● **WHAT TO PRODUCE**: Transcribe every line of the listing below without any deviation.

● **TASK MATERIAL**:

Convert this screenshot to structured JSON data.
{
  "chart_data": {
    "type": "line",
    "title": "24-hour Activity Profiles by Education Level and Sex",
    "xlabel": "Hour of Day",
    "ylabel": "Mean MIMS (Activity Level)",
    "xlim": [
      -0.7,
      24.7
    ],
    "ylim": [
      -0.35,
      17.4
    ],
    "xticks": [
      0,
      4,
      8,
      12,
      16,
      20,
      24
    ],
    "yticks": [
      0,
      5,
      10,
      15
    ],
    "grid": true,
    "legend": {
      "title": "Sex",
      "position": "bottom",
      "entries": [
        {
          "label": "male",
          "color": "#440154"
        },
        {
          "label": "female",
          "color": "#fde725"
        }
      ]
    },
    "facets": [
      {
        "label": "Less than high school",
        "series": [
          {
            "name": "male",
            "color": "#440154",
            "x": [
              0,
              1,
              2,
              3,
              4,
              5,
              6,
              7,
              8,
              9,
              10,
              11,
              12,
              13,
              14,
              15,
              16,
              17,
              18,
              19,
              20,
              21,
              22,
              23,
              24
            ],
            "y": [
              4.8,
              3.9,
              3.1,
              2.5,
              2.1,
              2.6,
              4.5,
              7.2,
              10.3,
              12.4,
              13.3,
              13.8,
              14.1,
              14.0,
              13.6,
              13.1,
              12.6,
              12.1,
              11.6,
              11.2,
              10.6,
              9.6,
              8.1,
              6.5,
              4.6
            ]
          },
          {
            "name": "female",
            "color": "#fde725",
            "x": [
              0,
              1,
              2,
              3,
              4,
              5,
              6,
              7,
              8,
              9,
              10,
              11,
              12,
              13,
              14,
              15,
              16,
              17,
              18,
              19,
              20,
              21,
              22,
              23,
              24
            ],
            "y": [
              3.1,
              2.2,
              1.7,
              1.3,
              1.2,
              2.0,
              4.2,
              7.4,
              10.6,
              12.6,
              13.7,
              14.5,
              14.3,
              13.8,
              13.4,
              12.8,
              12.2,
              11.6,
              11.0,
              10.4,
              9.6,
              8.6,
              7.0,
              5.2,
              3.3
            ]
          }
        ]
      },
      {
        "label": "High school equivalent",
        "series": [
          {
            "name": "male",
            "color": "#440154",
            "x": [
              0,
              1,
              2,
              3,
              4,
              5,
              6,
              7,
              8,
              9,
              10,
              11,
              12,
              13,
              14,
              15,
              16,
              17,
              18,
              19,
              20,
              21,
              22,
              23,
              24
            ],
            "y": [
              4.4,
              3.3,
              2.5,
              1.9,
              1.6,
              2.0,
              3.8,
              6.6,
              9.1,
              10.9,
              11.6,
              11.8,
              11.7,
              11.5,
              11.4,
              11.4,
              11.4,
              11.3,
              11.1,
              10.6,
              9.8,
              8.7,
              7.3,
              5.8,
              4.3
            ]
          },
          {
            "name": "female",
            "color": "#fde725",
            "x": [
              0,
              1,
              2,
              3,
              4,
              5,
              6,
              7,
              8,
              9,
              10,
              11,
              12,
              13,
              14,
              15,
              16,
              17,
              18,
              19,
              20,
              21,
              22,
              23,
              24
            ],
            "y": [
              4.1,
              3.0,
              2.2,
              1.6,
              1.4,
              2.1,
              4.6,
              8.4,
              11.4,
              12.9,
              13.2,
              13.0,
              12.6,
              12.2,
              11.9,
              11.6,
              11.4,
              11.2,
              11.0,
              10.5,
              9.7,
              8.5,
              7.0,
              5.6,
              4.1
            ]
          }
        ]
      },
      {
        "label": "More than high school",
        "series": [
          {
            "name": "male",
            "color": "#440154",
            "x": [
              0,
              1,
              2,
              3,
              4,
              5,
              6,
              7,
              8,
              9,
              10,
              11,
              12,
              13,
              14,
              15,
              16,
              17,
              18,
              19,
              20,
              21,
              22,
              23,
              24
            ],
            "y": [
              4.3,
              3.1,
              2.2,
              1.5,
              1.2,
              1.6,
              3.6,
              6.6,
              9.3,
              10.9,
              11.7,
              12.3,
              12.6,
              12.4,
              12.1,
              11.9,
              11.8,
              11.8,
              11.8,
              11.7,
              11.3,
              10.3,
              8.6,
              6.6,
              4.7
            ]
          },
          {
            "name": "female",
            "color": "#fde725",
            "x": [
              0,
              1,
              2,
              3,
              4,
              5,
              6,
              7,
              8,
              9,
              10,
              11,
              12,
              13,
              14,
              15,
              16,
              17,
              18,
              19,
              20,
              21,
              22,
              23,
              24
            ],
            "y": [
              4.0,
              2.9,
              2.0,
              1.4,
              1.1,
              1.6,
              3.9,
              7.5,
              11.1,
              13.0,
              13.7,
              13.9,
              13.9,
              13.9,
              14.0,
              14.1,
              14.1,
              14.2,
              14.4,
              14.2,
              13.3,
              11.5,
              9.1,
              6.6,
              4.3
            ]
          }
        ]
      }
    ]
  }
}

● **FINISHED TASK**:
Convert this screenshot to structured JSON data.
{
  "chart_data": {
    "type": "line",
    "title": "24-hour Activity Profiles by Education Level and Sex",
    "xlabel": "Hour of Day",
    "ylabel": "Mean MIMS (Activity Level)",
    "xlim": [
      -0.7,
      24.7
    ],
    "ylim": [
      -0.35,
      17.4
    ],
    "xticks": [
      0,
      4,
      8,
      12,
      16,
      20,
      24
    ],
    "yticks": [
      0,
      5,
      10,
      15
    ],
    "grid": true,
    "legend": {
      "title": "Sex",
      "position": "bottom",
      "entries": [
        {
          "label": "male",
          "color": "#440154"
        },
        {
          "label": "female",
          "color": "#fde725"
        }
      ]
    },
    "facets": [
      {
        "label": "Less than high school",
        "series": [
          {
            "name": "male",
            "color": "#440154",
            "x": [
              0,
              1,
              2,
              3,
              4,
              5,
              6,
              7,
              8,
              9,
              10,
              11,
              12,
              13,
              14,
              15,
              16,
              17,
              18,
              19,
              20,
              21,
              22,
              23,
              24
            ],
            "y": [
              4.8,
              3.9,
              3.1,
              2.5,
              2.1,
              2.6,
              4.5,
              7.2,
              10.3,
              12.4,
              13.3,
              13.8,
              14.1,
              14.0,
              13.6,
              13.1,
              12.6,
              12.1,
              11.6,
              11.2,
              10.6,
              9.6,
              8.1,
              6.5,
              4.6
            ]
          },
          {
            "name": "female",
            "color": "#fde725",
            "x": [
              0,
              1,
              2,
              3,
              4,
              5,
              6,
              7,
              8,
              9,
              10,
              11,
              12,
              13,
              14,
              15,
              16,
              17,
              18,
              19,
              20,
              21,
              22,
              23,
              24
            ],
            "y": [
              3.1,
              2.2,
              1.7,
              1.3,
              1.2,
              2.0,
              4.2,
              7.4,
              10.6,
              12.6,
              13.7,
              14.5,
              14.3,
              13.8,
              13.4,
              12.8,
              12.2,
              11.6,
              11.0,
              10.4,
              9.6,
              8.6,
              7.0,
              5.2,
              3.3
            ]
          }
        ]
      },
      {
        "label": "High school equivalent",
        "series": [
          {
            "name": "male",
            "color": "#440154",
            "x": [
              0,
              1,
              2,
              3,
              4,
              5,
              6,
              7,
              8,
              9,
              10,
              11,
              12,
              13,
              14,
              15,
              16,
              17,
              18,
              19,
              20,
              21,
              22,
              23,
              24
            ],
            "y": [
              4.4,
              3.3,
              2.5,
              1.9,
              1.6,
              2.0,
              3.8,
              6.6,
              9.1,
              10.9,
              11.6,
              11.8,
              11.7,
              11.5,
              11.4,
              11.4,
              11.4,
              11.3,
              11.1,
              10.6,
              9.8,
              8.7,
              7.3,
              5.8,
              4.3
            ]
          },
          {
            "name": "female",
            "color": "#fde725",
            "x": [
              0,
              1,
              2,
              3,
              4,
              5,
              6,
              7,
              8,
              9,
              10,
              11,
              12,
              13,
              14,
              15,
              16,
              17,
              18,
              19,
              20,
              21,
              22,
              23,
              24
            ],
            "y": [
              4.1,
              3.0,
              2.2,
              1.6,
              1.4,
              2.1,
              4.6,
              8.4,
              11.4,
              12.9,
              13.2,
              13.0,
              12.6,
              12.2,
              11.9,
              11.6,
              11.4,
              11.2,
              11.0,
              10.5,
              9.7,
              8.5,
              7.0,
              5.6,
              4.1
            ]
          }
        ]
      },
      {
        "label": "More than high school",
        "series": [
          {
            "name": "male",
            "color": "#440154",
            "x": [
              0,
              1,
              2,
              3,
              4,
              5,
              6,
              7,
              8,
              9,
              10,
              11,
              12,
              13,
              14,
              15,
              16,
              17,
              18,
              19,
              20,
              21,
              22,
              23,
              24
            ],
            "y": [
              4.3,
              3.1,
              2.2,
              1.5,
              1.2,
              1.6,
              3.6,
              6.6,
              9.3,
              10.9,
              11.7,
              12.3,
              12.6,
              12.4,
              12.1,
              11.9,
              11.8,
              11.8,
              11.8,
              11.7,
              11.3,
              10.3,
              8.6,
              6.6,
              4.7
            ]
          },
          {
            "name": "female",
            "color": "#fde725",
            "x": [
              0,
              1,
              2,
              3,
              4,
              5,
              6,
              7,
              8,
              9,
              10,
              11,
              12,
              13,
              14,
              15,
              16,
              17,
              18,
              19,
              20,
              21,
              22,
              23,
              24
            ],
            "y": [
              4.0,
              2.9,
              2.0,
              1.4,
              1.1,
              1.6,
              3.9,
              7.5,
              11.1,
              13.0,
              13.7,
              13.9,
              13.9,
              13.9,
              14.0,
              14.1,
              14.1,
              14.2,
              14.4,
              14.2,
              13.3,
              11.5,
              9.1,
              6.6,
              4.3
            ]
          }
        ]
      }
    ]
  }
}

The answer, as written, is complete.